What the exercise asks:
Below is a listing to transcribe in full and exactly; keep the pictures out.

═══ Records for processing ═══

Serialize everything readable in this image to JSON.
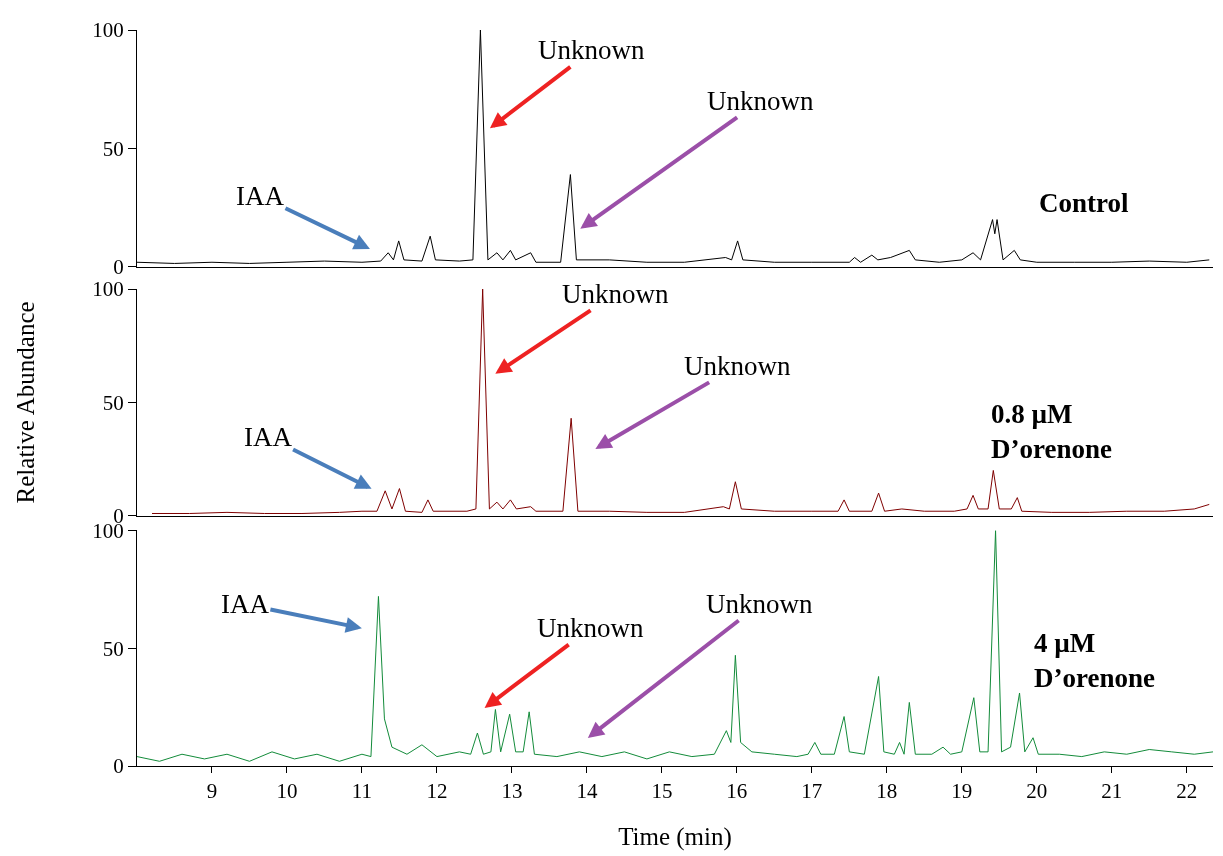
{
  "chart_data": [
    {
      "type": "line",
      "xlim": [
        8.0,
        22.35
      ],
      "ylim": [
        0,
        100
      ],
      "yticks": [
        0,
        50,
        100
      ],
      "tick_labels": "y",
      "legend": false,
      "grid": false,
      "marker": "none",
      "annotations": [
        "IAA",
        "Unknown",
        "Unknown",
        "Control"
      ],
      "series": [
        {
          "color": "#000000",
          "x": [
            8.0,
            8.5,
            9.0,
            9.5,
            10.0,
            10.5,
            11.0,
            11.25,
            11.35,
            11.42,
            11.49,
            11.56,
            11.8,
            11.91,
            11.98,
            12.3,
            12.48,
            12.58,
            12.68,
            12.8,
            12.88,
            12.98,
            13.05,
            13.25,
            13.32,
            13.65,
            13.78,
            13.86,
            14.3,
            14.8,
            15.3,
            15.85,
            15.93,
            16.01,
            16.08,
            16.5,
            17.0,
            17.5,
            17.57,
            17.65,
            17.8,
            17.88,
            18.05,
            18.3,
            18.38,
            18.7,
            19.0,
            19.15,
            19.25,
            19.41,
            19.44,
            19.47,
            19.55,
            19.7,
            19.78,
            20.0,
            20.5,
            21.0,
            21.5,
            22.0,
            22.3
          ],
          "values": [
            2,
            1.5,
            2,
            1.5,
            2,
            2.5,
            2,
            2.5,
            6,
            3,
            11,
            3,
            2.5,
            13,
            3,
            2.5,
            3,
            100,
            3,
            6,
            3,
            7,
            3,
            6,
            2,
            2,
            39,
            3,
            3,
            2,
            2,
            4,
            3,
            11,
            3,
            2,
            2,
            2,
            4,
            2,
            5,
            3,
            4,
            7,
            3,
            2,
            3,
            6,
            3,
            20,
            14,
            20,
            3,
            7,
            3,
            2,
            2,
            2,
            2.5,
            2,
            3
          ]
        }
      ]
    },
    {
      "type": "line",
      "xlim": [
        8.0,
        22.35
      ],
      "ylim": [
        0,
        100
      ],
      "yticks": [
        0,
        50,
        100
      ],
      "tick_labels": "y",
      "legend": false,
      "grid": false,
      "marker": "none",
      "ylabel": "Relative Abundance",
      "annotations": [
        "IAA",
        "Unknown",
        "Unknown",
        "0.8 µM D’orenone"
      ],
      "series": [
        {
          "color": "#7f0000",
          "x": [
            8.2,
            8.7,
            9.2,
            9.7,
            10.2,
            10.7,
            11.0,
            11.2,
            11.31,
            11.4,
            11.5,
            11.58,
            11.8,
            11.88,
            11.95,
            12.4,
            12.52,
            12.61,
            12.7,
            12.8,
            12.88,
            12.98,
            13.06,
            13.25,
            13.32,
            13.68,
            13.79,
            13.88,
            14.3,
            14.8,
            15.3,
            15.82,
            15.9,
            15.98,
            16.06,
            16.5,
            17.0,
            17.35,
            17.43,
            17.5,
            17.8,
            17.89,
            17.97,
            18.2,
            18.5,
            18.9,
            19.07,
            19.15,
            19.22,
            19.35,
            19.42,
            19.5,
            19.66,
            19.74,
            19.8,
            20.2,
            20.7,
            21.2,
            21.7,
            22.1,
            22.3
          ],
          "values": [
            1,
            1,
            1.5,
            1,
            1,
            1.5,
            2,
            2,
            11,
            3,
            12,
            2,
            1.5,
            7,
            2,
            2,
            3,
            100,
            3,
            6,
            3,
            7,
            3,
            4,
            2,
            2,
            43,
            2,
            2,
            1.5,
            1.5,
            4,
            3,
            15,
            3,
            2,
            2,
            2,
            7,
            2,
            2,
            10,
            2,
            3,
            2,
            2,
            3,
            9,
            3,
            3,
            20,
            3,
            3,
            8,
            2,
            1.5,
            1.5,
            2,
            2,
            3,
            5
          ]
        }
      ]
    },
    {
      "type": "line",
      "xlim": [
        8.0,
        22.35
      ],
      "ylim": [
        0,
        100
      ],
      "yticks": [
        0,
        50,
        100
      ],
      "xticks": [
        9,
        10,
        11,
        12,
        13,
        14,
        15,
        16,
        17,
        18,
        19,
        20,
        21,
        22
      ],
      "xlabel": "Time (min)",
      "legend": false,
      "grid": false,
      "marker": "none",
      "annotations": [
        "IAA",
        "Unknown",
        "Unknown",
        "4 µM D’orenone"
      ],
      "series": [
        {
          "color": "#138b3a",
          "x": [
            8.0,
            8.3,
            8.6,
            8.9,
            9.2,
            9.5,
            9.8,
            10.1,
            10.4,
            10.7,
            11.0,
            11.12,
            11.22,
            11.3,
            11.4,
            11.6,
            11.8,
            12.0,
            12.3,
            12.45,
            12.54,
            12.62,
            12.72,
            12.78,
            12.85,
            12.97,
            13.05,
            13.15,
            13.23,
            13.3,
            13.6,
            13.9,
            14.2,
            14.5,
            14.8,
            15.1,
            15.4,
            15.7,
            15.86,
            15.92,
            15.98,
            16.05,
            16.2,
            16.5,
            16.8,
            16.95,
            17.04,
            17.12,
            17.3,
            17.43,
            17.5,
            17.7,
            17.89,
            17.96,
            18.1,
            18.17,
            18.23,
            18.3,
            18.38,
            18.6,
            18.75,
            18.85,
            19.0,
            19.16,
            19.24,
            19.35,
            19.45,
            19.53,
            19.65,
            19.77,
            19.84,
            19.95,
            20.02,
            20.3,
            20.6,
            20.9,
            21.2,
            21.5,
            21.8,
            22.1,
            22.35
          ],
          "values": [
            4,
            2,
            5,
            3,
            5,
            2,
            6,
            3,
            5,
            2,
            5,
            4,
            72,
            20,
            8,
            5,
            9,
            4,
            6,
            5,
            14,
            5,
            6,
            24,
            6,
            22,
            6,
            6,
            23,
            5,
            4,
            6,
            4,
            6,
            3,
            6,
            4,
            5,
            15,
            10,
            47,
            10,
            6,
            5,
            4,
            5,
            10,
            5,
            5,
            21,
            6,
            5,
            38,
            6,
            5,
            10,
            5,
            27,
            5,
            5,
            8,
            5,
            6,
            29,
            6,
            6,
            100,
            6,
            8,
            31,
            6,
            12,
            5,
            5,
            4,
            6,
            5,
            7,
            6,
            5,
            6
          ]
        }
      ]
    }
  ]
}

═══

Answer to this exercise:
Serialize everything readable in this image to JSON.
{
  "chart_data": [
    {
      "type": "line",
      "xlim": [
        8.0,
        22.35
      ],
      "ylim": [
        0,
        100
      ],
      "yticks": [
        0,
        50,
        100
      ],
      "tick_labels": "y",
      "legend": false,
      "grid": false,
      "marker": "none",
      "annotations": [
        "IAA",
        "Unknown",
        "Unknown",
        "Control"
      ],
      "series": [
        {
          "color": "#000000",
          "x": [
            8.0,
            8.5,
            9.0,
            9.5,
            10.0,
            10.5,
            11.0,
            11.25,
            11.35,
            11.42,
            11.49,
            11.56,
            11.8,
            11.91,
            11.98,
            12.3,
            12.48,
            12.58,
            12.68,
            12.8,
            12.88,
            12.98,
            13.05,
            13.25,
            13.32,
            13.65,
            13.78,
            13.86,
            14.3,
            14.8,
            15.3,
            15.85,
            15.93,
            16.01,
            16.08,
            16.5,
            17.0,
            17.5,
            17.57,
            17.65,
            17.8,
            17.88,
            18.05,
            18.3,
            18.38,
            18.7,
            19.0,
            19.15,
            19.25,
            19.41,
            19.44,
            19.47,
            19.55,
            19.7,
            19.78,
            20.0,
            20.5,
            21.0,
            21.5,
            22.0,
            22.3
          ],
          "values": [
            2,
            1.5,
            2,
            1.5,
            2,
            2.5,
            2,
            2.5,
            6,
            3,
            11,
            3,
            2.5,
            13,
            3,
            2.5,
            3,
            100,
            3,
            6,
            3,
            7,
            3,
            6,
            2,
            2,
            39,
            3,
            3,
            2,
            2,
            4,
            3,
            11,
            3,
            2,
            2,
            2,
            4,
            2,
            5,
            3,
            4,
            7,
            3,
            2,
            3,
            6,
            3,
            20,
            14,
            20,
            3,
            7,
            3,
            2,
            2,
            2,
            2.5,
            2,
            3
          ]
        }
      ]
    },
    {
      "type": "line",
      "xlim": [
        8.0,
        22.35
      ],
      "ylim": [
        0,
        100
      ],
      "yticks": [
        0,
        50,
        100
      ],
      "tick_labels": "y",
      "legend": false,
      "grid": false,
      "marker": "none",
      "ylabel": "Relative Abundance",
      "annotations": [
        "IAA",
        "Unknown",
        "Unknown",
        "0.8 µM D’orenone"
      ],
      "series": [
        {
          "color": "#7f0000",
          "x": [
            8.2,
            8.7,
            9.2,
            9.7,
            10.2,
            10.7,
            11.0,
            11.2,
            11.31,
            11.4,
            11.5,
            11.58,
            11.8,
            11.88,
            11.95,
            12.4,
            12.52,
            12.61,
            12.7,
            12.8,
            12.88,
            12.98,
            13.06,
            13.25,
            13.32,
            13.68,
            13.79,
            13.88,
            14.3,
            14.8,
            15.3,
            15.82,
            15.9,
            15.98,
            16.06,
            16.5,
            17.0,
            17.35,
            17.43,
            17.5,
            17.8,
            17.89,
            17.97,
            18.2,
            18.5,
            18.9,
            19.07,
            19.15,
            19.22,
            19.35,
            19.42,
            19.5,
            19.66,
            19.74,
            19.8,
            20.2,
            20.7,
            21.2,
            21.7,
            22.1,
            22.3
          ],
          "values": [
            1,
            1,
            1.5,
            1,
            1,
            1.5,
            2,
            2,
            11,
            3,
            12,
            2,
            1.5,
            7,
            2,
            2,
            3,
            100,
            3,
            6,
            3,
            7,
            3,
            4,
            2,
            2,
            43,
            2,
            2,
            1.5,
            1.5,
            4,
            3,
            15,
            3,
            2,
            2,
            2,
            7,
            2,
            2,
            10,
            2,
            3,
            2,
            2,
            3,
            9,
            3,
            3,
            20,
            3,
            3,
            8,
            2,
            1.5,
            1.5,
            2,
            2,
            3,
            5
          ]
        }
      ]
    },
    {
      "type": "line",
      "xlim": [
        8.0,
        22.35
      ],
      "ylim": [
        0,
        100
      ],
      "yticks": [
        0,
        50,
        100
      ],
      "xticks": [
        9,
        10,
        11,
        12,
        13,
        14,
        15,
        16,
        17,
        18,
        19,
        20,
        21,
        22
      ],
      "xlabel": "Time (min)",
      "legend": false,
      "grid": false,
      "marker": "none",
      "annotations": [
        "IAA",
        "Unknown",
        "Unknown",
        "4 µM D’orenone"
      ],
      "series": [
        {
          "color": "#138b3a",
          "x": [
            8.0,
            8.3,
            8.6,
            8.9,
            9.2,
            9.5,
            9.8,
            10.1,
            10.4,
            10.7,
            11.0,
            11.12,
            11.22,
            11.3,
            11.4,
            11.6,
            11.8,
            12.0,
            12.3,
            12.45,
            12.54,
            12.62,
            12.72,
            12.78,
            12.85,
            12.97,
            13.05,
            13.15,
            13.23,
            13.3,
            13.6,
            13.9,
            14.2,
            14.5,
            14.8,
            15.1,
            15.4,
            15.7,
            15.86,
            15.92,
            15.98,
            16.05,
            16.2,
            16.5,
            16.8,
            16.95,
            17.04,
            17.12,
            17.3,
            17.43,
            17.5,
            17.7,
            17.89,
            17.96,
            18.1,
            18.17,
            18.23,
            18.3,
            18.38,
            18.6,
            18.75,
            18.85,
            19.0,
            19.16,
            19.24,
            19.35,
            19.45,
            19.53,
            19.65,
            19.77,
            19.84,
            19.95,
            20.02,
            20.3,
            20.6,
            20.9,
            21.2,
            21.5,
            21.8,
            22.1,
            22.35
          ],
          "values": [
            4,
            2,
            5,
            3,
            5,
            2,
            6,
            3,
            5,
            2,
            5,
            4,
            72,
            20,
            8,
            5,
            9,
            4,
            6,
            5,
            14,
            5,
            6,
            24,
            6,
            22,
            6,
            6,
            23,
            5,
            4,
            6,
            4,
            6,
            3,
            6,
            4,
            5,
            15,
            10,
            47,
            10,
            6,
            5,
            4,
            5,
            10,
            5,
            5,
            21,
            6,
            5,
            38,
            6,
            5,
            10,
            5,
            27,
            5,
            5,
            8,
            5,
            6,
            29,
            6,
            6,
            100,
            6,
            8,
            31,
            6,
            12,
            5,
            5,
            4,
            6,
            5,
            7,
            6,
            5,
            6
          ]
        }
      ]
    }
  ]
}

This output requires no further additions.